Say how many lines in the data below contain the word "creators", and give no other text.
________________________
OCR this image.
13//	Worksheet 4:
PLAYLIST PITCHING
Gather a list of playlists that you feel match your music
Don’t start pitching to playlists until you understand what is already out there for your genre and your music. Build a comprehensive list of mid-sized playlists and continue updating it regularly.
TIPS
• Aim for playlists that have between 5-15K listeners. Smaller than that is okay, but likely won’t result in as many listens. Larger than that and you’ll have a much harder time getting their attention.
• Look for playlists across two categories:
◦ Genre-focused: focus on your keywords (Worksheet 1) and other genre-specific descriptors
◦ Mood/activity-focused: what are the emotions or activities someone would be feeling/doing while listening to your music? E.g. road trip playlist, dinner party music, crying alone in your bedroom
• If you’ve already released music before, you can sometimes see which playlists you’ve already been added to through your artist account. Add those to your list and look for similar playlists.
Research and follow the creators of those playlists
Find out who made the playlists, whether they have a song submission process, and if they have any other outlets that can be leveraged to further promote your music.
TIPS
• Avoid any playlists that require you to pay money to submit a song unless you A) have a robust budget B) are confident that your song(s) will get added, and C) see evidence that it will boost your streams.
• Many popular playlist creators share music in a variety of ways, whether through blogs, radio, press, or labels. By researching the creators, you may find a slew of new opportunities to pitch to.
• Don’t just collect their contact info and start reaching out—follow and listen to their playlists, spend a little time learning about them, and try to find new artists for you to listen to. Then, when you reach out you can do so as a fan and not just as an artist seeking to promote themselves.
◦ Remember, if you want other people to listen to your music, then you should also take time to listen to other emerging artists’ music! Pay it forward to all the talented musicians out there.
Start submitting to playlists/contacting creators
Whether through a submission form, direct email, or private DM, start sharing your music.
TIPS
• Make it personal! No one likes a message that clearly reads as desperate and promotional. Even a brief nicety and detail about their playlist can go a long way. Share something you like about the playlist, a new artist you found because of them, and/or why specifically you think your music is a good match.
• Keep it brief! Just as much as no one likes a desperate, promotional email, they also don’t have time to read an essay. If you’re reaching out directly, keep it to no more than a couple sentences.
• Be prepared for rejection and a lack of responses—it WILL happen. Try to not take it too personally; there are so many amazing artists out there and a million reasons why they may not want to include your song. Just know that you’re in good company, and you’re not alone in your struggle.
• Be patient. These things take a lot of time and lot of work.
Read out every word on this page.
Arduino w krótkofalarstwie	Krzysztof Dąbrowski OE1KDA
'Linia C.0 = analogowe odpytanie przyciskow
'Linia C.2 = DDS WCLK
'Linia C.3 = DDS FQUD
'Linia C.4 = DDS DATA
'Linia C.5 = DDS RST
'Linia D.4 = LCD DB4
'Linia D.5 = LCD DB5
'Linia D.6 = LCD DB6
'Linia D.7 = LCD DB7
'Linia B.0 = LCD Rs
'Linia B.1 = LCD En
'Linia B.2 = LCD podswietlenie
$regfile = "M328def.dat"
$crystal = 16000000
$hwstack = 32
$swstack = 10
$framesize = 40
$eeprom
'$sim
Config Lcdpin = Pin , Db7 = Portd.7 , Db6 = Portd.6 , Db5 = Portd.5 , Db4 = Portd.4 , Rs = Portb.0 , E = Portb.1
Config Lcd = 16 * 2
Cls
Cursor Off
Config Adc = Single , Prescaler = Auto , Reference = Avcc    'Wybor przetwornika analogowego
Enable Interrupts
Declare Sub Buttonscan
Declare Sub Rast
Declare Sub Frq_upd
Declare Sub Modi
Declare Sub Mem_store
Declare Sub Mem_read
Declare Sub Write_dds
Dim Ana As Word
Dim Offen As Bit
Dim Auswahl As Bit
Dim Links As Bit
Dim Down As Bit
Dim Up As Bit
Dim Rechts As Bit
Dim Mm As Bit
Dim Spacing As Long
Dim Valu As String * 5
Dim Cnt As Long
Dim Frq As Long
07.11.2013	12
________________________
SOLUTION:
3